-- EXERCISE DETAILS --
Using the data below, repeat all of it precisely.
++++
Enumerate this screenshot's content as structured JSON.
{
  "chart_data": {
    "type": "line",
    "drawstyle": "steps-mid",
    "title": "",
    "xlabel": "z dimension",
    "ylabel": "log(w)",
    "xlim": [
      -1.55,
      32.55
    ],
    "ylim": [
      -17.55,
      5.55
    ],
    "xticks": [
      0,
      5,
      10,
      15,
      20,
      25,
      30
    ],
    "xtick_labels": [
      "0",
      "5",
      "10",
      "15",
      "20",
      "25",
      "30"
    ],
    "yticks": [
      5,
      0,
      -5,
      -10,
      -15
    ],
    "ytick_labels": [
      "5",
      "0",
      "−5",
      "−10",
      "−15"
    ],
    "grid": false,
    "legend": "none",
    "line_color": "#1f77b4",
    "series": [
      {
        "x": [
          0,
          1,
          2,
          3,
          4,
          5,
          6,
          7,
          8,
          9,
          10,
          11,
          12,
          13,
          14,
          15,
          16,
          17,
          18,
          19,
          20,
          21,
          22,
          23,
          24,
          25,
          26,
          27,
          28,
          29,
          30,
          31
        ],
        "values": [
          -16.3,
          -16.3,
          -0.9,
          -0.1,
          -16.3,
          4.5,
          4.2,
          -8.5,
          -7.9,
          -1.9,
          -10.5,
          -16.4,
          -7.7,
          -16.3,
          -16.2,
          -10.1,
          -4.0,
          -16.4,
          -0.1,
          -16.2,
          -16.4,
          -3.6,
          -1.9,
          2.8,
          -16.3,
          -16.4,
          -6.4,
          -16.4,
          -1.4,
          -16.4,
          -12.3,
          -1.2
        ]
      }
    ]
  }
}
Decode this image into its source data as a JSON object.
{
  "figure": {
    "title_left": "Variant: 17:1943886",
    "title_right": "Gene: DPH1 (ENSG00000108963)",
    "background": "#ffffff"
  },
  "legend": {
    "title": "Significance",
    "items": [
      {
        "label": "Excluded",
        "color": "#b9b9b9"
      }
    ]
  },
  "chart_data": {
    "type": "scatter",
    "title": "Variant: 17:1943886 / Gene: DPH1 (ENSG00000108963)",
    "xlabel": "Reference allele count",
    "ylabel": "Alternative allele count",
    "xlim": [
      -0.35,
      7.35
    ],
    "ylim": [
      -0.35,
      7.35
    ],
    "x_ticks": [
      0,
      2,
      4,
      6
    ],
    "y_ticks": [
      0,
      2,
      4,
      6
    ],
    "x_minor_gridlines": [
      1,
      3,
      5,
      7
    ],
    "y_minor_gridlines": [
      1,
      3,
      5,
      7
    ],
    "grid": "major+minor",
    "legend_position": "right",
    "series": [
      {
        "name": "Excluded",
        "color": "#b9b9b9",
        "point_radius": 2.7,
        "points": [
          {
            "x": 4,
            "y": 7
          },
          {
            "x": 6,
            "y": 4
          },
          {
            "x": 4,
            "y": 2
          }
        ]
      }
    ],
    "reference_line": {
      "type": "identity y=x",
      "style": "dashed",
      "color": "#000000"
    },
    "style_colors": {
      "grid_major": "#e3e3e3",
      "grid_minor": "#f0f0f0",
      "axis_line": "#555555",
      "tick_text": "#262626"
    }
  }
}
++++
-- EXPECTED ANSWER --
Enumerate this screenshot's content as structured JSON.
{
  "chart_data": {
    "type": "line",
    "drawstyle": "steps-mid",
    "title": "",
    "xlabel": "z dimension",
    "ylabel": "log(w)",
    "xlim": [
      -1.55,
      32.55
    ],
    "ylim": [
      -17.55,
      5.55
    ],
    "xticks": [
      0,
      5,
      10,
      15,
      20,
      25,
      30
    ],
    "xtick_labels": [
      "0",
      "5",
      "10",
      "15",
      "20",
      "25",
      "30"
    ],
    "yticks": [
      5,
      0,
      -5,
      -10,
      -15
    ],
    "ytick_labels": [
      "5",
      "0",
      "−5",
      "−10",
      "−15"
    ],
    "grid": false,
    "legend": "none",
    "line_color": "#1f77b4",
    "series": [
      {
        "x": [
          0,
          1,
          2,
          3,
          4,
          5,
          6,
          7,
          8,
          9,
          10,
          11,
          12,
          13,
          14,
          15,
          16,
          17,
          18,
          19,
          20,
          21,
          22,
          23,
          24,
          25,
          26,
          27,
          28,
          29,
          30,
          31
        ],
        "values": [
          -16.3,
          -16.3,
          -0.9,
          -0.1,
          -16.3,
          4.5,
          4.2,
          -8.5,
          -7.9,
          -1.9,
          -10.5,
          -16.4,
          -7.7,
          -16.3,
          -16.2,
          -10.1,
          -4.0,
          -16.4,
          -0.1,
          -16.2,
          -16.4,
          -3.6,
          -1.9,
          2.8,
          -16.3,
          -16.4,
          -6.4,
          -16.4,
          -1.4,
          -16.4,
          -12.3,
          -1.2
        ]
      }
    ]
  }
}
Decode this image into its source data as a JSON object.
{
  "figure": {
    "title_left": "Variant: 17:1943886",
    "title_right": "Gene: DPH1 (ENSG00000108963)",
    "background": "#ffffff"
  },
  "legend": {
    "title": "Significance",
    "items": [
      {
        "label": "Excluded",
        "color": "#b9b9b9"
      }
    ]
  },
  "chart_data": {
    "type": "scatter",
    "title": "Variant: 17:1943886 / Gene: DPH1 (ENSG00000108963)",
    "xlabel": "Reference allele count",
    "ylabel": "Alternative allele count",
    "xlim": [
      -0.35,
      7.35
    ],
    "ylim": [
      -0.35,
      7.35
    ],
    "x_ticks": [
      0,
      2,
      4,
      6
    ],
    "y_ticks": [
      0,
      2,
      4,
      6
    ],
    "x_minor_gridlines": [
      1,
      3,
      5,
      7
    ],
    "y_minor_gridlines": [
      1,
      3,
      5,
      7
    ],
    "grid": "major+minor",
    "legend_position": "right",
    "series": [
      {
        "name": "Excluded",
        "color": "#b9b9b9",
        "point_radius": 2.7,
        "points": [
          {
            "x": 4,
            "y": 7
          },
          {
            "x": 6,
            "y": 4
          },
          {
            "x": 4,
            "y": 2
          }
        ]
      }
    ],
    "reference_line": {
      "type": "identity y=x",
      "style": "dashed",
      "color": "#000000"
    },
    "style_colors": {
      "grid_major": "#e3e3e3",
      "grid_minor": "#f0f0f0",
      "axis_line": "#555555",
      "tick_text": "#262626"
    }
  }
}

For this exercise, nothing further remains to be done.